> Problem details: Convert every one of the following lines into a Markdown table with two columns, "Row" for a running number and "Line text" for the line itself, leaving out any blank lines.

> Data to process:
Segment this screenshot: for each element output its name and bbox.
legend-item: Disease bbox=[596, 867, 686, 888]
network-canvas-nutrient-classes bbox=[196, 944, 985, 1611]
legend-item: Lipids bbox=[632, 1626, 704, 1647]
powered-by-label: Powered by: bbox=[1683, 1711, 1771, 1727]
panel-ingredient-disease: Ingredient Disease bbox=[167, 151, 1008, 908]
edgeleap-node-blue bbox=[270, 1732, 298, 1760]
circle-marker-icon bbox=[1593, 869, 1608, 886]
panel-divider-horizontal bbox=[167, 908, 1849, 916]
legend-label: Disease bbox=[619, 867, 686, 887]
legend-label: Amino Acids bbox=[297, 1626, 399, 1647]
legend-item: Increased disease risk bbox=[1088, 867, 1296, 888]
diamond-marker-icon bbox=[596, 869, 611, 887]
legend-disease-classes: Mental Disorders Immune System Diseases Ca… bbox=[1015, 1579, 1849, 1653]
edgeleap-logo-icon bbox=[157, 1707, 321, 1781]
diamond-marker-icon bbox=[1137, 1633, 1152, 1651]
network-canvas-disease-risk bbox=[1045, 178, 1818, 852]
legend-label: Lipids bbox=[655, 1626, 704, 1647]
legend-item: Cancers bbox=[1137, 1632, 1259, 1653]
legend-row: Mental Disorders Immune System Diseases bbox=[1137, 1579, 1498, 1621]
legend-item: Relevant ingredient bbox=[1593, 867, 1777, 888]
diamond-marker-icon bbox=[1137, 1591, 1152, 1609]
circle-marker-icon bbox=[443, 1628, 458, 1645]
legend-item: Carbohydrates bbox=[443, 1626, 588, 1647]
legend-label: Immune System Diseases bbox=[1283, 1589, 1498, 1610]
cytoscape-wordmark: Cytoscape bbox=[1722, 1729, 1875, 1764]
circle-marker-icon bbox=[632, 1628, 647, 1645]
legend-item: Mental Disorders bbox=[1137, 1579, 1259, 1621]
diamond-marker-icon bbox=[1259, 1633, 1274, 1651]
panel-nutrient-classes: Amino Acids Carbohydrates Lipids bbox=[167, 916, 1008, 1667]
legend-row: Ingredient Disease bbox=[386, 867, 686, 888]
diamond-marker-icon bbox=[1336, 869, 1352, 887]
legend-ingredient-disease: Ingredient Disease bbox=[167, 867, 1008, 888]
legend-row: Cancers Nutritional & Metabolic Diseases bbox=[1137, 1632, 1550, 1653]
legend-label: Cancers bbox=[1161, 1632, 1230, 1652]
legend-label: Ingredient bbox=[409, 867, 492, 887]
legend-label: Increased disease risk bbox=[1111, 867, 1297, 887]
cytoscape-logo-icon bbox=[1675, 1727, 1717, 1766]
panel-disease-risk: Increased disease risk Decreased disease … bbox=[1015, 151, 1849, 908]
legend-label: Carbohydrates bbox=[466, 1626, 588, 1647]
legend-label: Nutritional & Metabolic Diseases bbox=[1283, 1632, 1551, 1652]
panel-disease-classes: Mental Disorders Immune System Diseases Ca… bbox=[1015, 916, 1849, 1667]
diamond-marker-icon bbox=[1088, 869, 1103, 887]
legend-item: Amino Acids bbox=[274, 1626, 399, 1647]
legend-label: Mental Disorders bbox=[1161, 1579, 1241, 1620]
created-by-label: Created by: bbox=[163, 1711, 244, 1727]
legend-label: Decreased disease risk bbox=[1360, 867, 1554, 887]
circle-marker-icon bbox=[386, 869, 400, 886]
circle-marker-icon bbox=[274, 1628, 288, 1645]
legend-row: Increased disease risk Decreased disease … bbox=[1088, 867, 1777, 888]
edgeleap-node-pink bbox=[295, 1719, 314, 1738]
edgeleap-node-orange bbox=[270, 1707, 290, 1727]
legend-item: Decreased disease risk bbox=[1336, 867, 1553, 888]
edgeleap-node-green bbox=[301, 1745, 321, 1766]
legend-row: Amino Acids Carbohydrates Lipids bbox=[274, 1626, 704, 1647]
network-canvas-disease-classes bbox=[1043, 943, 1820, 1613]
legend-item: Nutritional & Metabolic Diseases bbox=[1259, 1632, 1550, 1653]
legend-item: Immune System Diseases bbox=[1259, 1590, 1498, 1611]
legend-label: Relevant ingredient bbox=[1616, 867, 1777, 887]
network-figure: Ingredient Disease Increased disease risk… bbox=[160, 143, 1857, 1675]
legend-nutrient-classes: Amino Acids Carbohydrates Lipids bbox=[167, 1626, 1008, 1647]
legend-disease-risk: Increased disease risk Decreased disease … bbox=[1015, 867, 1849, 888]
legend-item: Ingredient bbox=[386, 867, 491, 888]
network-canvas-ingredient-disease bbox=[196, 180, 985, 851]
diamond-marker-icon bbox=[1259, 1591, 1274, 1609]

> Solved problem:
| Row | Line text |
|---|---|
| 1 | Segment this screenshot: for each element output its name and bbox. |
| 2 | legend-item: Disease bbox=[596, 867, 686, 888] |
| 3 | network-canvas-nutrient-classes bbox=[196, 944, 985, 1611] |
| 4 | legend-item: Lipids bbox=[632, 1626, 704, 1647] |
| 5 | powered-by-label: Powered by: bbox=[1683, 1711, 1771, 1727] |
| 6 | panel-ingredient-disease: Ingredient Disease bbox=[167, 151, 1008, 908] |
| 7 | edgeleap-node-blue bbox=[270, 1732, 298, 1760] |
| 8 | circle-marker-icon bbox=[1593, 869, 1608, 886] |
| 9 | panel-divider-horizontal bbox=[167, 908, 1849, 916] |
| 10 | legend-label: Disease bbox=[619, 867, 686, 887] |
| 11 | legend-label: Amino Acids bbox=[297, 1626, 399, 1647] |
| 12 | legend-item: Increased disease risk bbox=[1088, 867, 1296, 888] |
| 13 | diamond-marker-icon bbox=[596, 869, 611, 887] |
| 14 | legend-disease-classes: Mental Disorders Immune System Diseases Ca… bbox=[1015, 1579, 1849, 1653] |
| 15 | edgeleap-logo-icon bbox=[157, 1707, 321, 1781] |
| 16 | diamond-marker-icon bbox=[1137, 1633, 1152, 1651] |
| 17 | network-canvas-disease-risk bbox=[1045, 178, 1818, 852] |
| 18 | legend-label: Lipids bbox=[655, 1626, 704, 1647] |
| 19 | legend-item: Cancers bbox=[1137, 1632, 1259, 1653] |
| 20 | legend-row: Mental Disorders Immune System Diseases bbox=[1137, 1579, 1498, 1621] |
| 21 | legend-item: Relevant ingredient bbox=[1593, 867, 1777, 888] |
| 22 | diamond-marker-icon bbox=[1137, 1591, 1152, 1609] |
| 23 | circle-marker-icon bbox=[443, 1628, 458, 1645] |
| 24 | legend-item: Carbohydrates bbox=[443, 1626, 588, 1647] |
| 25 | legend-label: Immune System Diseases bbox=[1283, 1589, 1498, 1610] |
| 26 | cytoscape-wordmark: Cytoscape bbox=[1722, 1729, 1875, 1764] |
| 27 | circle-marker-icon bbox=[632, 1628, 647, 1645] |
| 28 | legend-item: Mental Disorders bbox=[1137, 1579, 1259, 1621] |
| 29 | diamond-marker-icon bbox=[1259, 1633, 1274, 1651] |
| 30 | panel-nutrient-classes: Amino Acids Carbohydrates Lipids bbox=[167, 916, 1008, 1667] |
| 31 | legend-row: Ingredient Disease bbox=[386, 867, 686, 888] |
| 32 | diamond-marker-icon bbox=[1336, 869, 1352, 887] |
| 33 | legend-ingredient-disease: Ingredient Disease bbox=[167, 867, 1008, 888] |
| 34 | legend-row: Cancers Nutritional & Metabolic Diseases bbox=[1137, 1632, 1550, 1653] |
| 35 | legend-label: Cancers bbox=[1161, 1632, 1230, 1652] |
| 36 | legend-label: Ingredient bbox=[409, 867, 492, 887] |
| 37 | legend-label: Increased disease risk bbox=[1111, 867, 1297, 887] |
| 38 | cytoscape-logo-icon bbox=[1675, 1727, 1717, 1766] |
| 39 | panel-disease-risk: Increased disease risk Decreased disease … bbox=[1015, 151, 1849, 908] |
| 40 | legend-label: Carbohydrates bbox=[466, 1626, 588, 1647] |
| 41 | legend-label: Nutritional & Metabolic Diseases bbox=[1283, 1632, 1551, 1652] |
| 42 | panel-disease-classes: Mental Disorders Immune System Diseases Ca… bbox=[1015, 916, 1849, 1667] |
| 43 | diamond-marker-icon bbox=[1088, 869, 1103, 887] |
| 44 | legend-item: Amino Acids bbox=[274, 1626, 399, 1647] |
| 45 | legend-label: Mental Disorders bbox=[1161, 1579, 1241, 1620] |
| 46 | created-by-label: Created by: bbox=[163, 1711, 244, 1727] |
| 47 | legend-label: Decreased disease risk bbox=[1360, 867, 1554, 887] |
| 48 | circle-marker-icon bbox=[386, 869, 400, 886] |
| 49 | circle-marker-icon bbox=[274, 1628, 288, 1645] |
| 50 | legend-row: Increased disease risk Decreased disease … bbox=[1088, 867, 1777, 888] |
| 51 | edgeleap-node-pink bbox=[295, 1719, 314, 1738] |
| 52 | edgeleap-node-orange bbox=[270, 1707, 290, 1727] |
| 53 | legend-item: Decreased disease risk bbox=[1336, 867, 1553, 888] |
| 54 | edgeleap-node-green bbox=[301, 1745, 321, 1766] |
| 55 | legend-row: Amino Acids Carbohydrates Lipids bbox=[274, 1626, 704, 1647] |
| 56 | network-canvas-disease-classes bbox=[1043, 943, 1820, 1613] |
| 57 | legend-item: Nutritional & Metabolic Diseases bbox=[1259, 1632, 1550, 1653] |
| 58 | legend-item: Immune System Diseases bbox=[1259, 1590, 1498, 1611] |
| 59 | legend-label: Relevant ingredient bbox=[1616, 867, 1777, 887] |
| 60 | network-figure: Ingredient Disease Increased disease risk… bbox=[160, 143, 1857, 1675] |
| 61 | legend-nutrient-classes: Amino Acids Carbohydrates Lipids bbox=[167, 1626, 1008, 1647] |
| 62 | legend-disease-risk: Increased disease risk Decreased disease … bbox=[1015, 867, 1849, 888] |
| 63 | legend-item: Ingredient bbox=[386, 867, 491, 888] |
| 64 | network-canvas-ingredient-disease bbox=[196, 180, 985, 851] |
| 65 | diamond-marker-icon bbox=[1259, 1591, 1274, 1609] |